[Collection entries]
------------------------------------
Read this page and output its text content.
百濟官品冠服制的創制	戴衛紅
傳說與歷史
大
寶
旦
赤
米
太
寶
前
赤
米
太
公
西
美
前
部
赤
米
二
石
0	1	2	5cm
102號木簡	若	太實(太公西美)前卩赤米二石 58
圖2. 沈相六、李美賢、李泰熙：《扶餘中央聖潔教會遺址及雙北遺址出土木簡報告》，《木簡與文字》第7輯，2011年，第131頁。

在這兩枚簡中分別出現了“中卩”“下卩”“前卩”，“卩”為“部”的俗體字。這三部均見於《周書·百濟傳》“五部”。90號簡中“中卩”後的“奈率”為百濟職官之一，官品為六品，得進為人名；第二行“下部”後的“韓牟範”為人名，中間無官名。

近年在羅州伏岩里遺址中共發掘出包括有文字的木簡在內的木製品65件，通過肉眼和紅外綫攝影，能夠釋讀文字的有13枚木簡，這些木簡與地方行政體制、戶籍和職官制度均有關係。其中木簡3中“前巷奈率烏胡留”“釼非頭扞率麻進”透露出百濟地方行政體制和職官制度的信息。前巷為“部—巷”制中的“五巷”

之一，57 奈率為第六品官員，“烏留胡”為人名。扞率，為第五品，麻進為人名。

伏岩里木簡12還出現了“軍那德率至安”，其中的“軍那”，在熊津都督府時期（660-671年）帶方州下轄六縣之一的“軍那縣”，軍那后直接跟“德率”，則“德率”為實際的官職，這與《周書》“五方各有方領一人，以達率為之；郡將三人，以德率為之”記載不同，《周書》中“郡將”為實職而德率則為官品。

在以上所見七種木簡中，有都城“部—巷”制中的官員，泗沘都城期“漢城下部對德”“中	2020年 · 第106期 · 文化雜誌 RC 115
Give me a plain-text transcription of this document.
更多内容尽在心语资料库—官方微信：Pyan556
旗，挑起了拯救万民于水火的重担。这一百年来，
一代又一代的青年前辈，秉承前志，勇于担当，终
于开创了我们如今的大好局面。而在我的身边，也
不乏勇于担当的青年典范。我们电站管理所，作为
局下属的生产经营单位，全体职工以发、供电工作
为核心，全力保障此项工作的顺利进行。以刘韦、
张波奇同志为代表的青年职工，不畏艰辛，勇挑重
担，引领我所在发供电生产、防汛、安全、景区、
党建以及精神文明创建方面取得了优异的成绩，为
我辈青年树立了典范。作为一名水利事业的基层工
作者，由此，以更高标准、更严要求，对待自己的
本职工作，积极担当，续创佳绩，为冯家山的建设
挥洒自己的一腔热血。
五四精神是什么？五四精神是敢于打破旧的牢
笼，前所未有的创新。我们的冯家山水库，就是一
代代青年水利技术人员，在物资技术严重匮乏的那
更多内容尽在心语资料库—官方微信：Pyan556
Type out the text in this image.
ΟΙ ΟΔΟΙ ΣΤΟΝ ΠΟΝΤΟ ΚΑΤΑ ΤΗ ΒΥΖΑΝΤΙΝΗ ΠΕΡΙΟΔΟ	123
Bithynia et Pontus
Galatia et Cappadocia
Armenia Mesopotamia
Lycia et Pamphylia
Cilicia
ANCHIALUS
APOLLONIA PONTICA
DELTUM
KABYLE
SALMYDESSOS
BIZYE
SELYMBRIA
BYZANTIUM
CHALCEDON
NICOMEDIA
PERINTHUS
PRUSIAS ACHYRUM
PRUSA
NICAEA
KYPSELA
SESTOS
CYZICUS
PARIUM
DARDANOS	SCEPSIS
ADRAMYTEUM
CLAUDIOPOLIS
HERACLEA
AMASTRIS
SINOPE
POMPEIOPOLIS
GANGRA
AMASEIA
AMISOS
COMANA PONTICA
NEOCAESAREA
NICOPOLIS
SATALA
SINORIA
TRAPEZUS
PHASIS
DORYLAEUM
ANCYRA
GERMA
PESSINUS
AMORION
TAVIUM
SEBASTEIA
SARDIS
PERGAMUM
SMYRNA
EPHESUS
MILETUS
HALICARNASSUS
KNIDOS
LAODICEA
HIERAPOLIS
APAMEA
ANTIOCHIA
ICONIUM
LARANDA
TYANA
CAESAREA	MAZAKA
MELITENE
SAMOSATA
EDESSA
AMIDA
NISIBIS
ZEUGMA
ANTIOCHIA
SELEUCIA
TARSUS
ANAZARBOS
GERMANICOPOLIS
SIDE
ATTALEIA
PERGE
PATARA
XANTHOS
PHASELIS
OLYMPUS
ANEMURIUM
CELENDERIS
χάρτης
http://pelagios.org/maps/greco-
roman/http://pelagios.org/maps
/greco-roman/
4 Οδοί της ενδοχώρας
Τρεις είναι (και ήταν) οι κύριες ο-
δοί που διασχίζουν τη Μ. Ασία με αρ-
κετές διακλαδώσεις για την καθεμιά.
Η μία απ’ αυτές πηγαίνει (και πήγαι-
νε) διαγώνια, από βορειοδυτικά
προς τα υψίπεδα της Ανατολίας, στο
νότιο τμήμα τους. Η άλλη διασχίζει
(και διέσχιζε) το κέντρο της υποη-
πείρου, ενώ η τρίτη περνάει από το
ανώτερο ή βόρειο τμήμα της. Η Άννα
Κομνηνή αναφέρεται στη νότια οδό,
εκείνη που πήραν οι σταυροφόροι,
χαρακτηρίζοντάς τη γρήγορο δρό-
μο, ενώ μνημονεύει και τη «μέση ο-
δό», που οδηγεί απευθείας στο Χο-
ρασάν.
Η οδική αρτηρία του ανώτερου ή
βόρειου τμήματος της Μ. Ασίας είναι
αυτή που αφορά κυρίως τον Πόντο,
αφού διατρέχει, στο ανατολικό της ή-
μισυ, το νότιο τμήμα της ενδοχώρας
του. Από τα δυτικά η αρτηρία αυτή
------------------------------------
→ WORK TO BE COMPLETED: All of the material must be reproduced exactly.

→ ANSWER TO THE EXERCISE:
Read this page and output its text content.
百濟官品冠服制的創制	戴衛紅
傳說與歷史
大
寶
旦
赤
米
太
寶
前
赤
米
太
公
西
美
前
部
赤
米
二
石
0	1	2	5cm
102號木簡	若	太實(太公西美)前卩赤米二石 58
圖2. 沈相六、李美賢、李泰熙：《扶餘中央聖潔教會遺址及雙北遺址出土木簡報告》，《木簡與文字》第7輯，2011年，第131頁。

在這兩枚簡中分別出現了“中卩”“下卩”“前卩”，“卩”為“部”的俗體字。這三部均見於《周書·百濟傳》“五部”。90號簡中“中卩”後的“奈率”為百濟職官之一，官品為六品，得進為人名；第二行“下部”後的“韓牟範”為人名，中間無官名。

近年在羅州伏岩里遺址中共發掘出包括有文字的木簡在內的木製品65件，通過肉眼和紅外綫攝影，能夠釋讀文字的有13枚木簡，這些木簡與地方行政體制、戶籍和職官制度均有關係。其中木簡3中“前巷奈率烏胡留”“釼非頭扞率麻進”透露出百濟地方行政體制和職官制度的信息。前巷為“部—巷”制中的“五巷”

之一，57 奈率為第六品官員，“烏留胡”為人名。扞率，為第五品，麻進為人名。

伏岩里木簡12還出現了“軍那德率至安”，其中的“軍那”，在熊津都督府時期（660-671年）帶方州下轄六縣之一的“軍那縣”，軍那后直接跟“德率”，則“德率”為實際的官職，這與《周書》“五方各有方領一人，以達率為之；郡將三人，以德率為之”記載不同，《周書》中“郡將”為實職而德率則為官品。

在以上所見七種木簡中，有都城“部—巷”制中的官員，泗沘都城期“漢城下部對德”“中	2020年 · 第106期 · 文化雜誌 RC 115
Give me a plain-text transcription of this document.
更多内容尽在心语资料库—官方微信：Pyan556
旗，挑起了拯救万民于水火的重担。这一百年来，
一代又一代的青年前辈，秉承前志，勇于担当，终
于开创了我们如今的大好局面。而在我的身边，也
不乏勇于担当的青年典范。我们电站管理所，作为
局下属的生产经营单位，全体职工以发、供电工作
为核心，全力保障此项工作的顺利进行。以刘韦、
张波奇同志为代表的青年职工，不畏艰辛，勇挑重
担，引领我所在发供电生产、防汛、安全、景区、
党建以及精神文明创建方面取得了优异的成绩，为
我辈青年树立了典范。作为一名水利事业的基层工
作者，由此，以更高标准、更严要求，对待自己的
本职工作，积极担当，续创佳绩，为冯家山的建设
挥洒自己的一腔热血。
五四精神是什么？五四精神是敢于打破旧的牢
笼，前所未有的创新。我们的冯家山水库，就是一
代代青年水利技术人员，在物资技术严重匮乏的那
更多内容尽在心语资料库—官方微信：Pyan556
Type out the text in this image.
ΟΙ ΟΔΟΙ ΣΤΟΝ ΠΟΝΤΟ ΚΑΤΑ ΤΗ ΒΥΖΑΝΤΙΝΗ ΠΕΡΙΟΔΟ	123
Bithynia et Pontus
Galatia et Cappadocia
Armenia Mesopotamia
Lycia et Pamphylia
Cilicia
ANCHIALUS
APOLLONIA PONTICA
DELTUM
KABYLE
SALMYDESSOS
BIZYE
SELYMBRIA
BYZANTIUM
CHALCEDON
NICOMEDIA
PERINTHUS
PRUSIAS ACHYRUM
PRUSA
NICAEA
KYPSELA
SESTOS
CYZICUS
PARIUM
DARDANOS	SCEPSIS
ADRAMYTEUM
CLAUDIOPOLIS
HERACLEA
AMASTRIS
SINOPE
POMPEIOPOLIS
GANGRA
AMASEIA
AMISOS
COMANA PONTICA
NEOCAESAREA
NICOPOLIS
SATALA
SINORIA
TRAPEZUS
PHASIS
DORYLAEUM
ANCYRA
GERMA
PESSINUS
AMORION
TAVIUM
SEBASTEIA
SARDIS
PERGAMUM
SMYRNA
EPHESUS
MILETUS
HALICARNASSUS
KNIDOS
LAODICEA
HIERAPOLIS
APAMEA
ANTIOCHIA
ICONIUM
LARANDA
TYANA
CAESAREA	MAZAKA
MELITENE
SAMOSATA
EDESSA
AMIDA
NISIBIS
ZEUGMA
ANTIOCHIA
SELEUCIA
TARSUS
ANAZARBOS
GERMANICOPOLIS
SIDE
ATTALEIA
PERGE
PATARA
XANTHOS
PHASELIS
OLYMPUS
ANEMURIUM
CELENDERIS
χάρτης
http://pelagios.org/maps/greco-
roman/http://pelagios.org/maps
/greco-roman/
4 Οδοί της ενδοχώρας
Τρεις είναι (και ήταν) οι κύριες ο-
δοί που διασχίζουν τη Μ. Ασία με αρ-
κετές διακλαδώσεις για την καθεμιά.
Η μία απ’ αυτές πηγαίνει (και πήγαι-
νε) διαγώνια, από βορειοδυτικά
προς τα υψίπεδα της Ανατολίας, στο
νότιο τμήμα τους. Η άλλη διασχίζει
(και διέσχιζε) το κέντρο της υποη-
πείρου, ενώ η τρίτη περνάει από το
ανώτερο ή βόρειο τμήμα της. Η Άννα
Κομνηνή αναφέρεται στη νότια οδό,
εκείνη που πήραν οι σταυροφόροι,
χαρακτηρίζοντάς τη γρήγορο δρό-
μο, ενώ μνημονεύει και τη «μέση ο-
δό», που οδηγεί απευθείας στο Χο-
ρασάν.
Η οδική αρτηρία του ανώτερου ή
βόρειου τμήματος της Μ. Ασίας είναι
αυτή που αφορά κυρίως τον Πόντο,
αφού διατρέχει, στο ανατολικό της ή-
μισυ, το νότιο τμήμα της ενδοχώρας
του. Από τα δυτικά η αρτηρία αυτή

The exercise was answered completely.